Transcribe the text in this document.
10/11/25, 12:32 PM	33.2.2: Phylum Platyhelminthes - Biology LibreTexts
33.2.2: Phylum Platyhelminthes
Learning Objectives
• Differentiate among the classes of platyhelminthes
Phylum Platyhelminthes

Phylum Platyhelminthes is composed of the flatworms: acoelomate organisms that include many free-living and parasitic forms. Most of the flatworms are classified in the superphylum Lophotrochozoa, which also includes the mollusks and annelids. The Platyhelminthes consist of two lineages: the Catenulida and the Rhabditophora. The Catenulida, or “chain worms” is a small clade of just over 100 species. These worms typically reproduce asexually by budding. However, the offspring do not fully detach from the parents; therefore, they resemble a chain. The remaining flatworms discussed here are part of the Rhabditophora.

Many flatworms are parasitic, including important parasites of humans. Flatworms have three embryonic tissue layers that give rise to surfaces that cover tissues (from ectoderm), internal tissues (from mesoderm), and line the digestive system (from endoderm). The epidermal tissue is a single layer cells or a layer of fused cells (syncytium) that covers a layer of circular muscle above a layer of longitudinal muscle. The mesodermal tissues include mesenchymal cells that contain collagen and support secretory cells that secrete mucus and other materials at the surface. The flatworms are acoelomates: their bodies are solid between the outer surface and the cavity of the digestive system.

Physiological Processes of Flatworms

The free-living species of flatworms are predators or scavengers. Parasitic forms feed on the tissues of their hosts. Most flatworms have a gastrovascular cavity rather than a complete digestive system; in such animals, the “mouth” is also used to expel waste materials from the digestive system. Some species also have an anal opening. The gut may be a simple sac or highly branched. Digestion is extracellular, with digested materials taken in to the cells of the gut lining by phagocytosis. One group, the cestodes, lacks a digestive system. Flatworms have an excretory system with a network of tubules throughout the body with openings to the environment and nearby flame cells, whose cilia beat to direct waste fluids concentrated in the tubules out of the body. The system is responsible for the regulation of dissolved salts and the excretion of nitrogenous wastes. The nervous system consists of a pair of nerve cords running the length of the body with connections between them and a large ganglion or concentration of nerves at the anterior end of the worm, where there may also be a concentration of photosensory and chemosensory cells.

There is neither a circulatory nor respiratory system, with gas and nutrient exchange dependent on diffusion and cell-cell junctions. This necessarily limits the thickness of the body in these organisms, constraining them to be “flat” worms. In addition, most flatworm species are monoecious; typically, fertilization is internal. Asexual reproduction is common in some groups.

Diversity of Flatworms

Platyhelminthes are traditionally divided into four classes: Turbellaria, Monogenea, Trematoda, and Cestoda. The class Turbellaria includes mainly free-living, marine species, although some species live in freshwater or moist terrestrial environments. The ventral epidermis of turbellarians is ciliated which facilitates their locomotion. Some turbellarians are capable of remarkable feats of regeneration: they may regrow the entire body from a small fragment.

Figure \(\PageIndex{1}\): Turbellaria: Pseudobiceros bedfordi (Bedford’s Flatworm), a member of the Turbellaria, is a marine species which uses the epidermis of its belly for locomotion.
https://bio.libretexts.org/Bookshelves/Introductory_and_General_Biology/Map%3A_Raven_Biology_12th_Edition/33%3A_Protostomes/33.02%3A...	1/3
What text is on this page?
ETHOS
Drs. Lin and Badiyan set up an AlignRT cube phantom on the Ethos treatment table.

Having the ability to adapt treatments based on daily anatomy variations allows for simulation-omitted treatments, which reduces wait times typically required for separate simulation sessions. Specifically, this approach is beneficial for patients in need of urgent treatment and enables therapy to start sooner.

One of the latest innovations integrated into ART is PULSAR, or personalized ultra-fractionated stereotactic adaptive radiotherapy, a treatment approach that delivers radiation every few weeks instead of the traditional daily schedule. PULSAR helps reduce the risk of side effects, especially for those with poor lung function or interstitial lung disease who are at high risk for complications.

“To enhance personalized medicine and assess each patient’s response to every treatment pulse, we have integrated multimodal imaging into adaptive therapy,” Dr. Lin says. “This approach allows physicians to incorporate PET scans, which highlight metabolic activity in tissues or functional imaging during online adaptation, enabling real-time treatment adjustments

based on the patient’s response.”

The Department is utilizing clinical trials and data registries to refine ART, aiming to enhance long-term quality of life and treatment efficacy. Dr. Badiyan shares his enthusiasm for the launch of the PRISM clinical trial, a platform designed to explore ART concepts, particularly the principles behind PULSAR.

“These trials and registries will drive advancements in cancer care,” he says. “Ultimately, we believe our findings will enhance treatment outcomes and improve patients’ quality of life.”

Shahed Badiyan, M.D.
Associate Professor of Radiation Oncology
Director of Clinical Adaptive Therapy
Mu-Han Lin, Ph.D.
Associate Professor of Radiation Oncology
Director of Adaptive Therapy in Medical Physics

▸ WHAT THE EXERCISE ASKS
Each line of the records that holds the word "Badiyan" should be copied out.

▸ SOLUTION TO THIS PROBLEM
Drs. Lin and Badiyan set up an AlignRT cube phantom on the Ethos treatment table.
The Department is utilizing clinical trials and data registries to refine ART, aiming to enhance long-term quality of life and treatment efficacy. Dr. Badiyan shares his enthusiasm for the launch of the PRISM clinical trial, a platform designed to explore ART concepts, particularly the principles behind PULSAR.
Shahed Badiyan, M.D.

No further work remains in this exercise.